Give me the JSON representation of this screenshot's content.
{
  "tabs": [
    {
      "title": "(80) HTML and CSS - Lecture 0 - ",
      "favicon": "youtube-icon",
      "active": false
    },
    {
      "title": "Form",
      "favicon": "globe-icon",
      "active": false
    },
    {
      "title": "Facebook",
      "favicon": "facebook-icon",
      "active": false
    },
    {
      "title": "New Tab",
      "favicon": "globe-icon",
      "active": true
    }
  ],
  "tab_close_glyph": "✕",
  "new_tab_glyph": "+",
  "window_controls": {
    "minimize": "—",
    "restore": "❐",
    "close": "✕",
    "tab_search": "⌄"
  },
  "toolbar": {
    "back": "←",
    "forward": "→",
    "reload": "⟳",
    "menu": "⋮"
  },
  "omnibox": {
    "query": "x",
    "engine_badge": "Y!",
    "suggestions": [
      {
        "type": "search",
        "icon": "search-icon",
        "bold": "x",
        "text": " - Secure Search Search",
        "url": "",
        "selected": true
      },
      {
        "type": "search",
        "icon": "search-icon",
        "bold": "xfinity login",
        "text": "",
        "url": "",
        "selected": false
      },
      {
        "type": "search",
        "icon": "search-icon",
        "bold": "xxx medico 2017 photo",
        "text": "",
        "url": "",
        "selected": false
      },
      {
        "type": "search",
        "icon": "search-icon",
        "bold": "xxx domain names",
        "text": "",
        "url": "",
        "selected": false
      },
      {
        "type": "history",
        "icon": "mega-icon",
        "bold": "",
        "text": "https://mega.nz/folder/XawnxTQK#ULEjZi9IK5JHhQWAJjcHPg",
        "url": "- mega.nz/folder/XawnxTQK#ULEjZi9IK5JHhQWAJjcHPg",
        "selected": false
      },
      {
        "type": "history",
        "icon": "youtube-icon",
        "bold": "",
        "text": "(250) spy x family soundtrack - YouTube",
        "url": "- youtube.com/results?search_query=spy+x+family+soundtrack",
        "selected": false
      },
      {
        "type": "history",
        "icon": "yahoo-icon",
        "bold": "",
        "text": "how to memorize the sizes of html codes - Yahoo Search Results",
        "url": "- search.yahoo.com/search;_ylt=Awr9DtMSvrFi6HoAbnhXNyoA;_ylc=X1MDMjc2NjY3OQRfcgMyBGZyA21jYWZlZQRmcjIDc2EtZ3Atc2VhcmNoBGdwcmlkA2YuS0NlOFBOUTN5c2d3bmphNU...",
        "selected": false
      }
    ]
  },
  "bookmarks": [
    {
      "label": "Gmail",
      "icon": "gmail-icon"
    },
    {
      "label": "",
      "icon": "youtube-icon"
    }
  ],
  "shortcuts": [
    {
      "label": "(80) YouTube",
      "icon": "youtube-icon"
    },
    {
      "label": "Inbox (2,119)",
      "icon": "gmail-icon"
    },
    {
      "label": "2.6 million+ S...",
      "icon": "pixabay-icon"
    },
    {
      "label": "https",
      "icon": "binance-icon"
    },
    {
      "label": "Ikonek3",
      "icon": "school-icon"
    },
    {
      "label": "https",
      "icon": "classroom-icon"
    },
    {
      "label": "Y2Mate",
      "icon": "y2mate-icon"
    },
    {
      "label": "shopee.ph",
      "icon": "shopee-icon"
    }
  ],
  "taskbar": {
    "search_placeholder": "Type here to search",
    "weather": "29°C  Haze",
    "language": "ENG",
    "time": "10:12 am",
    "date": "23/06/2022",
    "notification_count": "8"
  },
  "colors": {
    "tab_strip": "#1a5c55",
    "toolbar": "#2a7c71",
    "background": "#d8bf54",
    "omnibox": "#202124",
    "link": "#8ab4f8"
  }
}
-.-.-
▶ **YOUR OBJECTIVE**: Write down every line of the data exactly as it appears above.

▶ **EXERCISE SOLUTION**:
Give me the JSON representation of this screenshot's content.
{
  "tabs": [
    {
      "title": "(80) HTML and CSS - Lecture 0 - ",
      "favicon": "youtube-icon",
      "active": false
    },
    {
      "title": "Form",
      "favicon": "globe-icon",
      "active": false
    },
    {
      "title": "Facebook",
      "favicon": "facebook-icon",
      "active": false
    },
    {
      "title": "New Tab",
      "favicon": "globe-icon",
      "active": true
    }
  ],
  "tab_close_glyph": "✕",
  "new_tab_glyph": "+",
  "window_controls": {
    "minimize": "—",
    "restore": "❐",
    "close": "✕",
    "tab_search": "⌄"
  },
  "toolbar": {
    "back": "←",
    "forward": "→",
    "reload": "⟳",
    "menu": "⋮"
  },
  "omnibox": {
    "query": "x",
    "engine_badge": "Y!",
    "suggestions": [
      {
        "type": "search",
        "icon": "search-icon",
        "bold": "x",
        "text": " - Secure Search Search",
        "url": "",
        "selected": true
      },
      {
        "type": "search",
        "icon": "search-icon",
        "bold": "xfinity login",
        "text": "",
        "url": "",
        "selected": false
      },
      {
        "type": "search",
        "icon": "search-icon",
        "bold": "xxx medico 2017 photo",
        "text": "",
        "url": "",
        "selected": false
      },
      {
        "type": "search",
        "icon": "search-icon",
        "bold": "xxx domain names",
        "text": "",
        "url": "",
        "selected": false
      },
      {
        "type": "history",
        "icon": "mega-icon",
        "bold": "",
        "text": "https://mega.nz/folder/XawnxTQK#ULEjZi9IK5JHhQWAJjcHPg",
        "url": "- mega.nz/folder/XawnxTQK#ULEjZi9IK5JHhQWAJjcHPg",
        "selected": false
      },
      {
        "type": "history",
        "icon": "youtube-icon",
        "bold": "",
        "text": "(250) spy x family soundtrack - YouTube",
        "url": "- youtube.com/results?search_query=spy+x+family+soundtrack",
        "selected": false
      },
      {
        "type": "history",
        "icon": "yahoo-icon",
        "bold": "",
        "text": "how to memorize the sizes of html codes - Yahoo Search Results",
        "url": "- search.yahoo.com/search;_ylt=Awr9DtMSvrFi6HoAbnhXNyoA;_ylc=X1MDMjc2NjY3OQRfcgMyBGZyA21jYWZlZQRmcjIDc2EtZ3Atc2VhcmNoBGdwcmlkA2YuS0NlOFBOUTN5c2d3bmphNU...",
        "selected": false
      }
    ]
  },
  "bookmarks": [
    {
      "label": "Gmail",
      "icon": "gmail-icon"
    },
    {
      "label": "",
      "icon": "youtube-icon"
    }
  ],
  "shortcuts": [
    {
      "label": "(80) YouTube",
      "icon": "youtube-icon"
    },
    {
      "label": "Inbox (2,119)",
      "icon": "gmail-icon"
    },
    {
      "label": "2.6 million+ S...",
      "icon": "pixabay-icon"
    },
    {
      "label": "https",
      "icon": "binance-icon"
    },
    {
      "label": "Ikonek3",
      "icon": "school-icon"
    },
    {
      "label": "https",
      "icon": "classroom-icon"
    },
    {
      "label": "Y2Mate",
      "icon": "y2mate-icon"
    },
    {
      "label": "shopee.ph",
      "icon": "shopee-icon"
    }
  ],
  "taskbar": {
    "search_placeholder": "Type here to search",
    "weather": "29°C  Haze",
    "language": "ENG",
    "time": "10:12 am",
    "date": "23/06/2022",
    "notification_count": "8"
  },
  "colors": {
    "tab_strip": "#1a5c55",
    "toolbar": "#2a7c71",
    "background": "#d8bf54",
    "omnibox": "#202124",
    "link": "#8ab4f8"
  }
}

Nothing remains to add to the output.